◆ Exercise task ◆
Report how many lines of the records contain the string "button". Reply with the number alone.

◆ Supplied entries ◆
※ ※ ※

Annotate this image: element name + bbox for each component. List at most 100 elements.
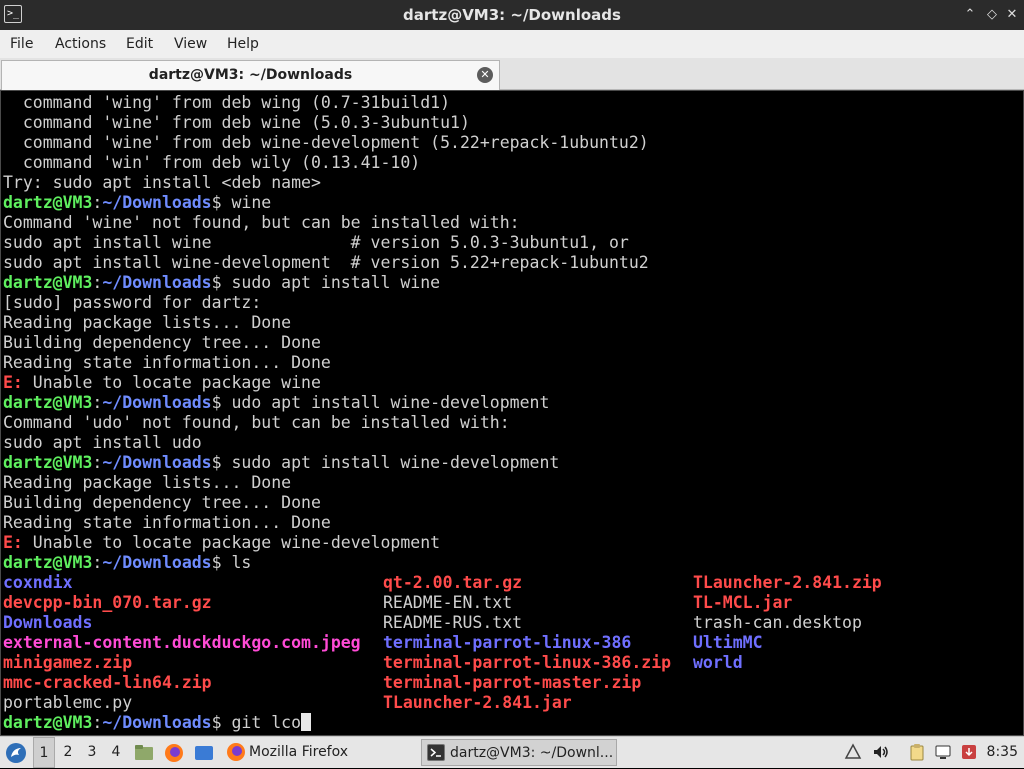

※ ※ ※

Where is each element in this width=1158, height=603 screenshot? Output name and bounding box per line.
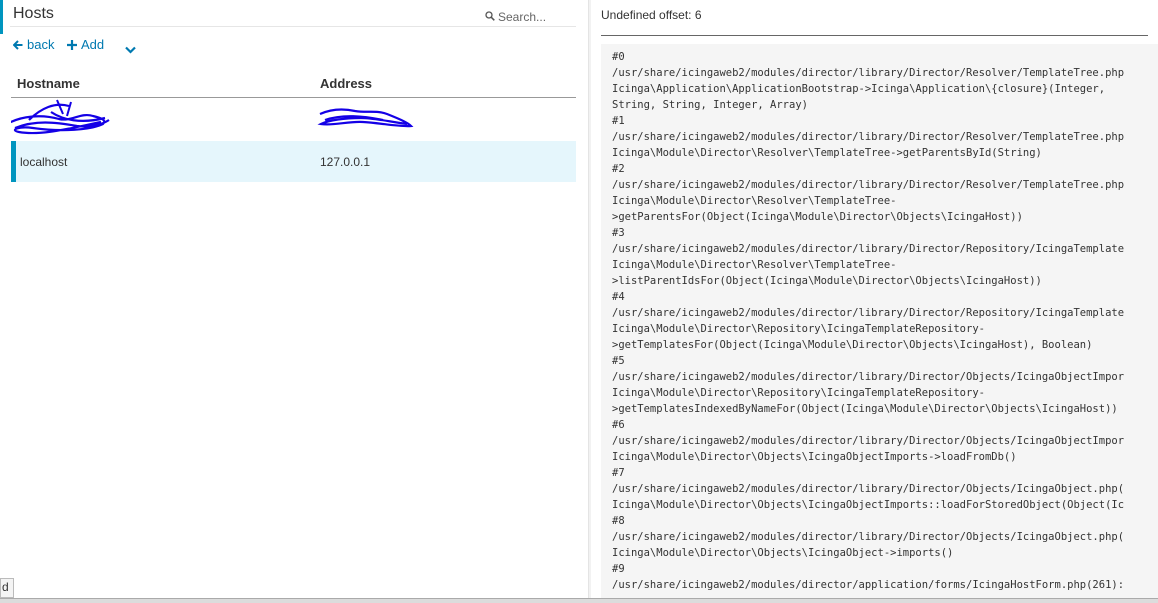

※ ※ ※

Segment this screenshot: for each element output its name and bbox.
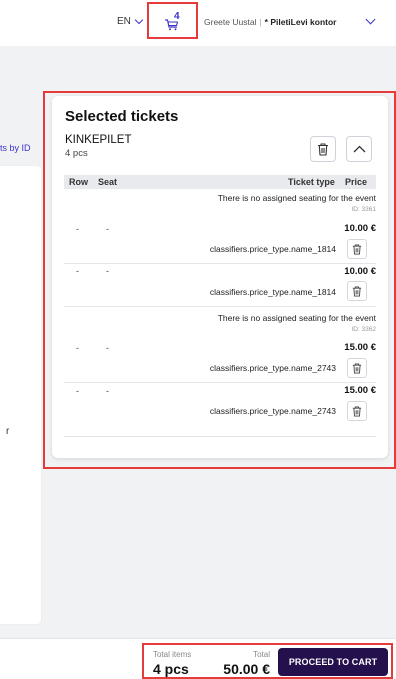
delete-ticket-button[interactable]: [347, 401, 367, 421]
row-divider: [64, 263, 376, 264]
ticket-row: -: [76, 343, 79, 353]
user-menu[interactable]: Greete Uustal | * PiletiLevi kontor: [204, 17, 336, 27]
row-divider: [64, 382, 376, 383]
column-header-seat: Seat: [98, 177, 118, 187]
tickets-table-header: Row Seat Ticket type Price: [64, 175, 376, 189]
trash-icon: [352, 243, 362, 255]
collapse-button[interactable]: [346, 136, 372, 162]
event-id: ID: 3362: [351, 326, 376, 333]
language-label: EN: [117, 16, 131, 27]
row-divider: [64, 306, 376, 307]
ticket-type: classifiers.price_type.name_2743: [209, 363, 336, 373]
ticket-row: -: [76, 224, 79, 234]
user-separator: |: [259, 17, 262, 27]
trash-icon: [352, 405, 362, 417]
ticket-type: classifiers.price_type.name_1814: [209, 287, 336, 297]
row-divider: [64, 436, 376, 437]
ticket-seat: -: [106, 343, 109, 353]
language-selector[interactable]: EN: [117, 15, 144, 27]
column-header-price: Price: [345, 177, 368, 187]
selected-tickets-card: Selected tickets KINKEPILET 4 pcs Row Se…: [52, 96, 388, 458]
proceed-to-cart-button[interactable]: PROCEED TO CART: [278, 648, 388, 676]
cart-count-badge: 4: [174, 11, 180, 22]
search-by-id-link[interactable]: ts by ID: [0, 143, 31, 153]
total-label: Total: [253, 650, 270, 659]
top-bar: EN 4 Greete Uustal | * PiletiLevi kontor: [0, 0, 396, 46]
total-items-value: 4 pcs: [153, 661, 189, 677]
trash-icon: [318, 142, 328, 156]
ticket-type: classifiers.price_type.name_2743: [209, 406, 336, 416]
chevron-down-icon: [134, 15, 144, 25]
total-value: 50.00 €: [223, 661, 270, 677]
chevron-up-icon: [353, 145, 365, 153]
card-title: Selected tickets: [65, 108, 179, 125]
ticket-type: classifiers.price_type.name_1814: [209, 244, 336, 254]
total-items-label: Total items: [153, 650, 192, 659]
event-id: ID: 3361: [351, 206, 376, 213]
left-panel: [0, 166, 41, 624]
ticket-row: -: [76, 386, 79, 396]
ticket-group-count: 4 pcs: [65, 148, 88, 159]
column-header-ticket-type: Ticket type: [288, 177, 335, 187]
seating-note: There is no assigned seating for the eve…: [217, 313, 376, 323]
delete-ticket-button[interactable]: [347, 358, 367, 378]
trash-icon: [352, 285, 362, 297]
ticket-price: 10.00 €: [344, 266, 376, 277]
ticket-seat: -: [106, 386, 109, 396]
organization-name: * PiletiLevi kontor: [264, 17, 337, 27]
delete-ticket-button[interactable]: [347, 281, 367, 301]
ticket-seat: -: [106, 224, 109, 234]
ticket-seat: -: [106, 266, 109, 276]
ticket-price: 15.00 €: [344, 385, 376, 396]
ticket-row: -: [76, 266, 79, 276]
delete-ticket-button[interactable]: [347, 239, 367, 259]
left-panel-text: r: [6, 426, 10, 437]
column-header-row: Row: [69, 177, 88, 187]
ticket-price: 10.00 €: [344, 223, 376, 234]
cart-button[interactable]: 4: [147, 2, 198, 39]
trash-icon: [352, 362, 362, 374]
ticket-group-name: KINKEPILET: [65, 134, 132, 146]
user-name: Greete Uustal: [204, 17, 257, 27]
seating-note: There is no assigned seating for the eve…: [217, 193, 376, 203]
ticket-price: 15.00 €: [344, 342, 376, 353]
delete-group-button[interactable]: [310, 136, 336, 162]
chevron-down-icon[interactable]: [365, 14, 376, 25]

※ ※ ※

◆ Solution below ◆
8